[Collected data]
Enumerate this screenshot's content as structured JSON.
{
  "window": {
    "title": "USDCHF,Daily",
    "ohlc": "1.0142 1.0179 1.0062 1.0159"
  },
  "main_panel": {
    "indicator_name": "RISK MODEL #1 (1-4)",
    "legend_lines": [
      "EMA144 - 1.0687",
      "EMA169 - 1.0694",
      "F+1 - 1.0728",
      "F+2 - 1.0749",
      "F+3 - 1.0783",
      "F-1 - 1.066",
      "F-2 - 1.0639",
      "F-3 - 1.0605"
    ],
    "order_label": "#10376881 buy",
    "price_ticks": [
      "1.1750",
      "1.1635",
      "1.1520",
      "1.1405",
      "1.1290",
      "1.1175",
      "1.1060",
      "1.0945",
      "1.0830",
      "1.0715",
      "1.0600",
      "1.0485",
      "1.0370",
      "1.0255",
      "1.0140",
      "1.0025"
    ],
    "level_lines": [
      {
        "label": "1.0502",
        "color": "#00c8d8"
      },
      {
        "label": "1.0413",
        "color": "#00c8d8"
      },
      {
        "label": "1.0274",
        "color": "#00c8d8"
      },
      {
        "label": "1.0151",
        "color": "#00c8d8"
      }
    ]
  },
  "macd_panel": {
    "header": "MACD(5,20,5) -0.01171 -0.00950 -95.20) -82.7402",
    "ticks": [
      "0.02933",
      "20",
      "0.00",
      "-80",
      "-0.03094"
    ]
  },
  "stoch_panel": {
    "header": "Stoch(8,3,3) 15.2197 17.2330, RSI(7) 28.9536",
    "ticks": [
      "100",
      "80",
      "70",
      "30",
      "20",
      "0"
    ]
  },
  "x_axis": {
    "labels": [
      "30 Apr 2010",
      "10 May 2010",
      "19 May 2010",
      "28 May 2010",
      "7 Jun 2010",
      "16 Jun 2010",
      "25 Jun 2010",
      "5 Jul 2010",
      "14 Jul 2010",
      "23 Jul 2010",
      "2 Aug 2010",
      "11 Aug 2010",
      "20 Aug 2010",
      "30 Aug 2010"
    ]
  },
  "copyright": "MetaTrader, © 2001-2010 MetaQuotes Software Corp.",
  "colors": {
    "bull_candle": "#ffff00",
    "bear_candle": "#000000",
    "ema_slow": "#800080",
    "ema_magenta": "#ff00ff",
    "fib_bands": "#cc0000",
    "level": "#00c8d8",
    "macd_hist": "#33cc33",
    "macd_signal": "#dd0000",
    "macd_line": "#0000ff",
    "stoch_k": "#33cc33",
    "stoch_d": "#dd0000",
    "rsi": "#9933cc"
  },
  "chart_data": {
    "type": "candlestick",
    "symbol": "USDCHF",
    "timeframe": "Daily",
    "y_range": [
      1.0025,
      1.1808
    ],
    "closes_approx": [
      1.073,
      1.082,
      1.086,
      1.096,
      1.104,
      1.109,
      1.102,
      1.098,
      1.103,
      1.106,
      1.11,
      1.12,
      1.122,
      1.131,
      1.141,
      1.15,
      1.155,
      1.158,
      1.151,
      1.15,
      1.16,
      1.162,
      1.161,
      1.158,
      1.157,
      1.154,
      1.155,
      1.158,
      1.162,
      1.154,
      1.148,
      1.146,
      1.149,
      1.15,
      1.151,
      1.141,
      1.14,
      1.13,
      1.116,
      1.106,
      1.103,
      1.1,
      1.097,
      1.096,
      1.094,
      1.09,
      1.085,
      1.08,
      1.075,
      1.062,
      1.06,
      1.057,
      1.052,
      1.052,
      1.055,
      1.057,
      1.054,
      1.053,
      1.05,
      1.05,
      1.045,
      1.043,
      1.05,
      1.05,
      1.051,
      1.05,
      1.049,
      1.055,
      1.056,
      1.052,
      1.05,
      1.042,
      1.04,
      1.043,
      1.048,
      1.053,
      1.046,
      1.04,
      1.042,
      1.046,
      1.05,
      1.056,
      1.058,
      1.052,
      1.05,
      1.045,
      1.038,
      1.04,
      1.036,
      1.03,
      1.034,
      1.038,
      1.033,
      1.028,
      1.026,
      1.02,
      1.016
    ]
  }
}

### STATED PROBLEM
Give the count of lines in the data above that hold the string "header", with no additional words.

### TASK SOLUTION
2